#### [Extract to read]
——————————

The SSCP groundwater is found in Quaternary formations along the semi-flat terrain and lowlands of the El Dakruri depression and Isthmus Stretch. The Quaternary deposits formed along the semi-flat terrain and lowlands of the El Dakruri depression consist of sandstone, sand, and gravel. These deposits spread from west to east until they were crossed by the Isthmus Stretch, which is made up of fluvio-marine evaporitic sand sediments. Moreover, the Quaternary aquifer overlies directly some types of Pliocene clay and/or Miocene rocks (Fig. 9c). The Quaternary aquifer of the semi-flat terrain was in an unconfined condition. The main source of recharge to the SSCP's Quaternary aquifer is leakage from the irrigation canal system. The returned flow water from irrigation practices is another recharge source, as evidenced by water mounds along newly reclaimed irrigated lands to the west of the study area. Prior to the development of new cultivated lands, old satellite images clearly show the absence of any water ponds along the same sites (Fig. 10). Flood irrigation has a variety of effects: First, they initiate seepage processes that result in changes in pore water pressure inside the slope and seepage pressure as a result of potential transient seepage (Biniyaz et al. 2021; Guardiani et al. 2022). Second, because irrigation cycles run in flooding-drying cycles, the nearby lowlands material experiences wetting–drying cycles, which strengthens soil degradation (Miao et al. 2020; Liao et al. 2021).

——————————

[Extracted records]
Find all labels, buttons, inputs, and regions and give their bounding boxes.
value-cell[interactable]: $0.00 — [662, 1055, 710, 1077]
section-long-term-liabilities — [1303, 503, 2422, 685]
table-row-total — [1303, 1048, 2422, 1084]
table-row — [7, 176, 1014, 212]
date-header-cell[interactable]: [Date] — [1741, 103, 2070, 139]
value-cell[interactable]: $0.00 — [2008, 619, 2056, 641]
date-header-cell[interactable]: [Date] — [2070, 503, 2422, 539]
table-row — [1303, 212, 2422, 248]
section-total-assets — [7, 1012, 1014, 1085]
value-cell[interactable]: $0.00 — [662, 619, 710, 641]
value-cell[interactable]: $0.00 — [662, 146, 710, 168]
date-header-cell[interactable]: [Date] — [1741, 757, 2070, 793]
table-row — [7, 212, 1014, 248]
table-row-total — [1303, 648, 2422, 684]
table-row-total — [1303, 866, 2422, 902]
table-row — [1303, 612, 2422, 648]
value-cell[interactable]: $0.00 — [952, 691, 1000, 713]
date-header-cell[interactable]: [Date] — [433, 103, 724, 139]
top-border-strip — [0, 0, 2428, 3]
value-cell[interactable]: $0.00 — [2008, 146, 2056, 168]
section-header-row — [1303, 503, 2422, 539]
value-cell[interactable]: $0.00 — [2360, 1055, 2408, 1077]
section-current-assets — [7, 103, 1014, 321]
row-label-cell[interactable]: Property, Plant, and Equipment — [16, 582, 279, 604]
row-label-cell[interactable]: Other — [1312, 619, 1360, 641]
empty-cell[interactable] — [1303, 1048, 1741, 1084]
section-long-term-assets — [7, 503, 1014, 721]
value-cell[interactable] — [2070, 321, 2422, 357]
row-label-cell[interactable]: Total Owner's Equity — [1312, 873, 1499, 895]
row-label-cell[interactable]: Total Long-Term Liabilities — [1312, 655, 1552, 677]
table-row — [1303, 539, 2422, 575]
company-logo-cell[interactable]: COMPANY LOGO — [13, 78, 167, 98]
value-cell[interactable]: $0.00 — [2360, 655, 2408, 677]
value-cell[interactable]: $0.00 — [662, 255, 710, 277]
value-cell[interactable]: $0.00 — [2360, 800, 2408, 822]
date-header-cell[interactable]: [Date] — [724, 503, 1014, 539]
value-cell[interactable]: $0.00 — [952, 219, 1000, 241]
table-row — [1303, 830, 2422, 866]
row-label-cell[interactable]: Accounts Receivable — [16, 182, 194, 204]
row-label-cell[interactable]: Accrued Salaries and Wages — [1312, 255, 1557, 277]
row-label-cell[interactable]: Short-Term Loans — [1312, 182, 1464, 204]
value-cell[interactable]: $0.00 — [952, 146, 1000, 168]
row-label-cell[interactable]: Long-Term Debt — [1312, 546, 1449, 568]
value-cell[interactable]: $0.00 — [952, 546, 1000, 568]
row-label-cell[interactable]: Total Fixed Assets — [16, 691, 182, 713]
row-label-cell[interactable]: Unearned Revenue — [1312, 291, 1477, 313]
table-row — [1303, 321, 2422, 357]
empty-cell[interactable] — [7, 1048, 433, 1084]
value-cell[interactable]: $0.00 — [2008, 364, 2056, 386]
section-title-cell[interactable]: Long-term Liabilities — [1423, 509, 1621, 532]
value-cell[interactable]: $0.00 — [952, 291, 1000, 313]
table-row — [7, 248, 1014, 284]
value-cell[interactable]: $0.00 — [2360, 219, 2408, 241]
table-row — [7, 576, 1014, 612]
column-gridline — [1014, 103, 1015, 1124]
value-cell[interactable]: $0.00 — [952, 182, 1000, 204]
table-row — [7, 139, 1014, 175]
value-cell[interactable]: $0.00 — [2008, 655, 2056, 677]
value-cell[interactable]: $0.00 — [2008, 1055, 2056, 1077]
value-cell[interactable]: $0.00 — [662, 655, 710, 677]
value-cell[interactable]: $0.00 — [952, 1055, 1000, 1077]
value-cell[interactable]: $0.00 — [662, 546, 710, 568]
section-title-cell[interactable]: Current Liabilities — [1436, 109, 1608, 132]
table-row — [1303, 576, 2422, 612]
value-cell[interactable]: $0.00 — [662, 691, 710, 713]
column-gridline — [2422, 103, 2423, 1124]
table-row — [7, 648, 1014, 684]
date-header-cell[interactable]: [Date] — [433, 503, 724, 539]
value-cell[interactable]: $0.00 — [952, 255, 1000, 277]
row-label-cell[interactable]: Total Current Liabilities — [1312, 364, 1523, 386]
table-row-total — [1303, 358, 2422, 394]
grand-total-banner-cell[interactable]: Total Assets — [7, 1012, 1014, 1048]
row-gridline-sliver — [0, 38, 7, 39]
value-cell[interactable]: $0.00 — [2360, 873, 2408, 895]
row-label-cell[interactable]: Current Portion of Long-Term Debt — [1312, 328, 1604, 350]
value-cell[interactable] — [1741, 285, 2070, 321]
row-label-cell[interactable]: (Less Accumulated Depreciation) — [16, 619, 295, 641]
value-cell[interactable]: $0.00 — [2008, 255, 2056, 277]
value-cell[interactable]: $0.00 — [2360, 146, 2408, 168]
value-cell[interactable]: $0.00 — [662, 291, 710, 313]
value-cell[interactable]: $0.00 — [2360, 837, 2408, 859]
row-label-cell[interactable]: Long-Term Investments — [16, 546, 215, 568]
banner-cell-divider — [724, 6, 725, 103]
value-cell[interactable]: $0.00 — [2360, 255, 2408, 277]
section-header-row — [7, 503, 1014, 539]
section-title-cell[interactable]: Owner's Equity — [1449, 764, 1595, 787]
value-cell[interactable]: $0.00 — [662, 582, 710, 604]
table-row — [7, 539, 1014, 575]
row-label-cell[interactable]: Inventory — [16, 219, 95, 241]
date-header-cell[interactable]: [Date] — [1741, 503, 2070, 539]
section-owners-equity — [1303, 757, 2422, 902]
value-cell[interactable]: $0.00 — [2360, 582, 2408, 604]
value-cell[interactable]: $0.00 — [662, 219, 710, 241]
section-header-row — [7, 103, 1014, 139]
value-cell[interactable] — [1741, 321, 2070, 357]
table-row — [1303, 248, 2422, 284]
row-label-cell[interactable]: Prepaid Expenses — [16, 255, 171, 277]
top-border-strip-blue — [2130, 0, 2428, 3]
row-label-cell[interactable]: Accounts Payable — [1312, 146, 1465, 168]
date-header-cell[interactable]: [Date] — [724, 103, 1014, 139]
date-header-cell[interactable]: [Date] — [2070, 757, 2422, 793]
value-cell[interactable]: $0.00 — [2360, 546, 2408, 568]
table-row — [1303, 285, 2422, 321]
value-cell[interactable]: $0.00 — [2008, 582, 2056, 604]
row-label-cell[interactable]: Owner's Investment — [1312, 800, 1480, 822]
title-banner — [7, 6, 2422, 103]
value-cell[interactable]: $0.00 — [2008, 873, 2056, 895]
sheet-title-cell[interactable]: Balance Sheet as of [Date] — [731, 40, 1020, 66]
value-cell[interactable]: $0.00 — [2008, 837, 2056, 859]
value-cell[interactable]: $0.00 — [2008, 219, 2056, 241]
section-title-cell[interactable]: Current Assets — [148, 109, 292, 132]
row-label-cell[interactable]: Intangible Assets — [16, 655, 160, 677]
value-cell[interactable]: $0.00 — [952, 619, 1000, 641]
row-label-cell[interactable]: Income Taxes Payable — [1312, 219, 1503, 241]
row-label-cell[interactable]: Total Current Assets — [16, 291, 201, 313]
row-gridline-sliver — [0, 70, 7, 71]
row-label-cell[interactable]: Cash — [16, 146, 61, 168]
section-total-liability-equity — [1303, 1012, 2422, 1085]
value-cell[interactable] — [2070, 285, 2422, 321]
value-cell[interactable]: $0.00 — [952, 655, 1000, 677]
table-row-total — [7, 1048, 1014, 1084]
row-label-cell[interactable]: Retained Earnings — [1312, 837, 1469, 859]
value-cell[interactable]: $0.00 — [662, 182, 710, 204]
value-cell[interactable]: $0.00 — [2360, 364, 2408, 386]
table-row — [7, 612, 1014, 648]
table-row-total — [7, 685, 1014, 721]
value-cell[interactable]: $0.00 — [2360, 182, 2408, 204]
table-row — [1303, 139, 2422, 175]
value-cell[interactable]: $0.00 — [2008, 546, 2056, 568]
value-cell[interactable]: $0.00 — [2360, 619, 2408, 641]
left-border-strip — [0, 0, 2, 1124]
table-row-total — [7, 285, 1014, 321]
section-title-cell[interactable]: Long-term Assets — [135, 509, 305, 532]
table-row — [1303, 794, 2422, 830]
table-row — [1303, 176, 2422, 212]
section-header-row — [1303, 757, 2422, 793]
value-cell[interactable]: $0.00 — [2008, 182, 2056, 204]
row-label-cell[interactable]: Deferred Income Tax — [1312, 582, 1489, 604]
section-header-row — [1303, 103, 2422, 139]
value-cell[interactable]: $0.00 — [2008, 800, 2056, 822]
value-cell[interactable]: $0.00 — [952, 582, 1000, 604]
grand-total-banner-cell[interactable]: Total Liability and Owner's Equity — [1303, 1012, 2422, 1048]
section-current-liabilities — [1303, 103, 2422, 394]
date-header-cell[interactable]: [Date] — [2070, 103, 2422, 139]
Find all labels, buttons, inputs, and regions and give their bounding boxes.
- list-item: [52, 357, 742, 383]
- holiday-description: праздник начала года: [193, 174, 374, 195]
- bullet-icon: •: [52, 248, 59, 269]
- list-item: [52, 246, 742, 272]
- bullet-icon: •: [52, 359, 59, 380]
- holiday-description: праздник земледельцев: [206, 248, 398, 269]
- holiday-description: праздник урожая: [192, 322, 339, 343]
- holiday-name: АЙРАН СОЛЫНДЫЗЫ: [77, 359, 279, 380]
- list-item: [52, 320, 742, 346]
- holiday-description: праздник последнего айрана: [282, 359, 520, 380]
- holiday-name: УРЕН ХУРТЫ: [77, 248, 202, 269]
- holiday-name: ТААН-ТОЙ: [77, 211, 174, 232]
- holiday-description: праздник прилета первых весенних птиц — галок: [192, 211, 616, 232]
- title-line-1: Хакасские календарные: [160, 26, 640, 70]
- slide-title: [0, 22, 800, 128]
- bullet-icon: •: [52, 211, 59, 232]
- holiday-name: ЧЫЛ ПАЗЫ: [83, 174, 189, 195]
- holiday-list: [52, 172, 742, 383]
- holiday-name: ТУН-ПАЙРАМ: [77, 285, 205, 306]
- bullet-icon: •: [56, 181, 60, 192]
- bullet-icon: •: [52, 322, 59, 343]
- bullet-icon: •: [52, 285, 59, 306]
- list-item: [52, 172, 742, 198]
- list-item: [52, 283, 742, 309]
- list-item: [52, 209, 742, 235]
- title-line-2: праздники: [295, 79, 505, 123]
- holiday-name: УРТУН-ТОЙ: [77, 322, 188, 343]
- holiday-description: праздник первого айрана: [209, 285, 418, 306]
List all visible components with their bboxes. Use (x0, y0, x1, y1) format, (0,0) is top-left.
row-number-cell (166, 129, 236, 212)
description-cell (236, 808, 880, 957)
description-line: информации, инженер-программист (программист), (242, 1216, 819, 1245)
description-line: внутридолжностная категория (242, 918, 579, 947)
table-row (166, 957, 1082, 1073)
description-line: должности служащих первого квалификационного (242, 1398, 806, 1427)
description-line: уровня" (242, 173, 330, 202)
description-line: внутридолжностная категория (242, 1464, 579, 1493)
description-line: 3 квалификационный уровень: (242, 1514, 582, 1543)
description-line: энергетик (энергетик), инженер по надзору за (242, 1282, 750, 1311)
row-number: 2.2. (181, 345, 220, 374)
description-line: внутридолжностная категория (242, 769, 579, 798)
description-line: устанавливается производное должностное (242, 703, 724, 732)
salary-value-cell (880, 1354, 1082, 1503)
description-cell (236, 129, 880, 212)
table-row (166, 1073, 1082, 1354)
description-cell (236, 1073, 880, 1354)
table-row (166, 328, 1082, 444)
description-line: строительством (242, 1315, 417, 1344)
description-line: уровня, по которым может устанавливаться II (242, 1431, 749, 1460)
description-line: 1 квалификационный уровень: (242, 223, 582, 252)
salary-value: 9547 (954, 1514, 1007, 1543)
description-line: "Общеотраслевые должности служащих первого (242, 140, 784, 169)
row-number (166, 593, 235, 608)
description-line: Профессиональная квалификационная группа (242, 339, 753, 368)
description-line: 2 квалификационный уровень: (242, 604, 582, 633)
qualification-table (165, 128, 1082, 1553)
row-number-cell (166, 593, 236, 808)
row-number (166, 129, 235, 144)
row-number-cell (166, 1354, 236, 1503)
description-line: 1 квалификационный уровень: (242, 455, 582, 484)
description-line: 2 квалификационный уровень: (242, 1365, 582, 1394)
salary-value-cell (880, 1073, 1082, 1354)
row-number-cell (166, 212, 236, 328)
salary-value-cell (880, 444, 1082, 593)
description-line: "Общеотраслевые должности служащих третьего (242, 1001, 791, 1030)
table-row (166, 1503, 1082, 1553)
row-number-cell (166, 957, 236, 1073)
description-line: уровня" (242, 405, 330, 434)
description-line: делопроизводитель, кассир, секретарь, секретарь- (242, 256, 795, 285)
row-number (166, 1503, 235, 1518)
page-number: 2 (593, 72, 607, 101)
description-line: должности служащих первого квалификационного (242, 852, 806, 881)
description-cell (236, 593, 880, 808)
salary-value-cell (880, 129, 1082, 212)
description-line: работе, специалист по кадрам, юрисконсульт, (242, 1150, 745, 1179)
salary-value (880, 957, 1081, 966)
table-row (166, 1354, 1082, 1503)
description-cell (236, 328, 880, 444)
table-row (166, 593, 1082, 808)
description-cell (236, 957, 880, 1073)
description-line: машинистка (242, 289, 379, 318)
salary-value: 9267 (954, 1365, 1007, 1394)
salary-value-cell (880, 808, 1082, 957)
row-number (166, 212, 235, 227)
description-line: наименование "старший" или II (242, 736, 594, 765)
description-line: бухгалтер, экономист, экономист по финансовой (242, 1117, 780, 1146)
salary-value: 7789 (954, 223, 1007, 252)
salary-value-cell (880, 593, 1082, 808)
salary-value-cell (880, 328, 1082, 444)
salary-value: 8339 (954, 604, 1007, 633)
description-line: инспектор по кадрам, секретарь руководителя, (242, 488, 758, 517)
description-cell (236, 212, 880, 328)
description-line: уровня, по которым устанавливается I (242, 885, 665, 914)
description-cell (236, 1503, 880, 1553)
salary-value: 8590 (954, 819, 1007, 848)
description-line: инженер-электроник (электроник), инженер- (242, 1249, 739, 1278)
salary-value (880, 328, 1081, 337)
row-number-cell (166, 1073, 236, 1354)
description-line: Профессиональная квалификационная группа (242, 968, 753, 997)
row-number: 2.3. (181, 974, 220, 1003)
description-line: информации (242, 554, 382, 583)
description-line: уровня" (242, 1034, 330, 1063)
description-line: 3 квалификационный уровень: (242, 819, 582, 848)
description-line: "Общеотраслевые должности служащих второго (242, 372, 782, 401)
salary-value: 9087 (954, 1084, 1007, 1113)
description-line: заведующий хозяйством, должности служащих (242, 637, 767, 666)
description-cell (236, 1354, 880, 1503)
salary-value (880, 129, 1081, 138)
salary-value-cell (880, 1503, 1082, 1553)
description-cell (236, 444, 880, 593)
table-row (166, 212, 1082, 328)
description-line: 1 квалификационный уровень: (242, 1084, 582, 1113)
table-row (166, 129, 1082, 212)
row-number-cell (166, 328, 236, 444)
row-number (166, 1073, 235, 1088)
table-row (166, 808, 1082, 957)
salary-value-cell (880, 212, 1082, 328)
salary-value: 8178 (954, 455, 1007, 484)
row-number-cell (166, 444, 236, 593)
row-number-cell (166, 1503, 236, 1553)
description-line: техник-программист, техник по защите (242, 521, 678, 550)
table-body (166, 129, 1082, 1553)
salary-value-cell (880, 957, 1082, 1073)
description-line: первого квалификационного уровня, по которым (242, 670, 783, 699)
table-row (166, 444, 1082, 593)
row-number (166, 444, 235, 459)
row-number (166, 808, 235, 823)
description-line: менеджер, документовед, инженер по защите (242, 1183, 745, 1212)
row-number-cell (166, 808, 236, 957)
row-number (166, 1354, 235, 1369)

——————————

#### [The request]
According to the groundwater passage, what is the main source of recharge to the SSCP's Quaternary aquifer?

#### [Result]
Leakage from the irrigation canal system.